TASK GOAL:
Copy the listing below in full and skip every picture.

STORED DATA:
_____

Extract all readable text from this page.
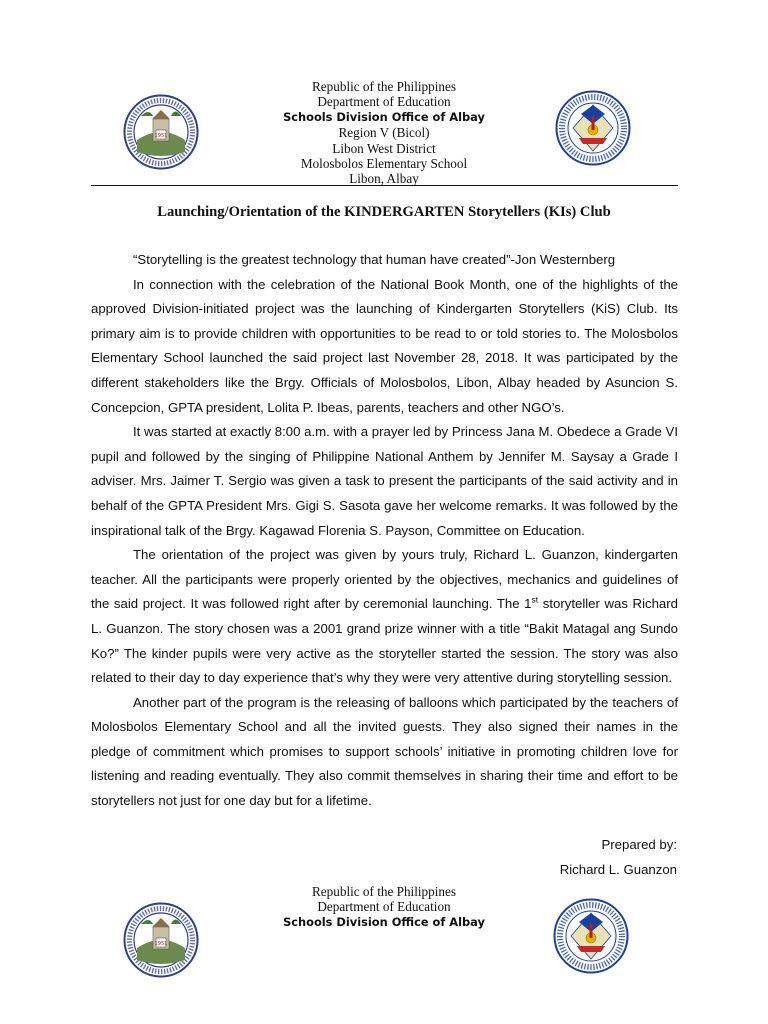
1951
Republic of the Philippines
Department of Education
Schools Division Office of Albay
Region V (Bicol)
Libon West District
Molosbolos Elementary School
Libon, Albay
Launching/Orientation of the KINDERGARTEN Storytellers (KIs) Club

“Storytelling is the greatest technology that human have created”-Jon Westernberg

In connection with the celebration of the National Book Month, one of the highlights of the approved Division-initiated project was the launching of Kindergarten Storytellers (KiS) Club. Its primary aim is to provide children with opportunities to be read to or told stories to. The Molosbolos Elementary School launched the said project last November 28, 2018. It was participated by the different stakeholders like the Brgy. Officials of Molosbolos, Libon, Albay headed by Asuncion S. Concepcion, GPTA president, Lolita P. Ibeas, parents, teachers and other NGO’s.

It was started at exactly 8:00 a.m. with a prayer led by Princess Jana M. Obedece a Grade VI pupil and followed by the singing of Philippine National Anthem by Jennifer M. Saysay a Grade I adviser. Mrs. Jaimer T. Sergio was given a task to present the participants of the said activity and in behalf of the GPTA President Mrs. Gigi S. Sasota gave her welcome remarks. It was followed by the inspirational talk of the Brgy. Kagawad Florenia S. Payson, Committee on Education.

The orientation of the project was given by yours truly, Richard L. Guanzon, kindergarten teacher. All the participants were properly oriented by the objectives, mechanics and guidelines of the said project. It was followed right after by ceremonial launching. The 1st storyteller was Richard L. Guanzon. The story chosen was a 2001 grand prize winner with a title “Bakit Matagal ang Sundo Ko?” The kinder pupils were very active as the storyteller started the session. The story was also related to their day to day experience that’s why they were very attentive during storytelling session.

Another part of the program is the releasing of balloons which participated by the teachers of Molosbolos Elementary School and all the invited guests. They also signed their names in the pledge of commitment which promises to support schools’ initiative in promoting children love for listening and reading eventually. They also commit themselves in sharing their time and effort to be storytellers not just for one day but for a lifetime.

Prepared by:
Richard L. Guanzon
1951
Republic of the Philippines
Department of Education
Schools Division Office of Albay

_____

TASK OUTPUT:
Extract all readable text from this page.
1951
Republic of the Philippines
Department of Education
Schools Division Office of Albay
Region V (Bicol)
Libon West District
Molosbolos Elementary School
Libon, Albay
Launching/Orientation of the KINDERGARTEN Storytellers (KIs) Club

“Storytelling is the greatest technology that human have created”-Jon Westernberg

In connection with the celebration of the National Book Month, one of the highlights of the approved Division-initiated project was the launching of Kindergarten Storytellers (KiS) Club. Its primary aim is to provide children with opportunities to be read to or told stories to. The Molosbolos Elementary School launched the said project last November 28, 2018. It was participated by the different stakeholders like the Brgy. Officials of Molosbolos, Libon, Albay headed by Asuncion S. Concepcion, GPTA president, Lolita P. Ibeas, parents, teachers and other NGO’s.

It was started at exactly 8:00 a.m. with a prayer led by Princess Jana M. Obedece a Grade VI pupil and followed by the singing of Philippine National Anthem by Jennifer M. Saysay a Grade I adviser. Mrs. Jaimer T. Sergio was given a task to present the participants of the said activity and in behalf of the GPTA President Mrs. Gigi S. Sasota gave her welcome remarks. It was followed by the inspirational talk of the Brgy. Kagawad Florenia S. Payson, Committee on Education.

The orientation of the project was given by yours truly, Richard L. Guanzon, kindergarten teacher. All the participants were properly oriented by the objectives, mechanics and guidelines of the said project. It was followed right after by ceremonial launching. The 1st storyteller was Richard L. Guanzon. The story chosen was a 2001 grand prize winner with a title “Bakit Matagal ang Sundo Ko?” The kinder pupils were very active as the storyteller started the session. The story was also related to their day to day experience that’s why they were very attentive during storytelling session.

Another part of the program is the releasing of balloons which participated by the teachers of Molosbolos Elementary School and all the invited guests. They also signed their names in the pledge of commitment which promises to support schools’ initiative in promoting children love for listening and reading eventually. They also commit themselves in sharing their time and effort to be storytellers not just for one day but for a lifetime.

Prepared by:
Richard L. Guanzon
1951
Republic of the Philippines
Department of Education
Schools Division Office of Albay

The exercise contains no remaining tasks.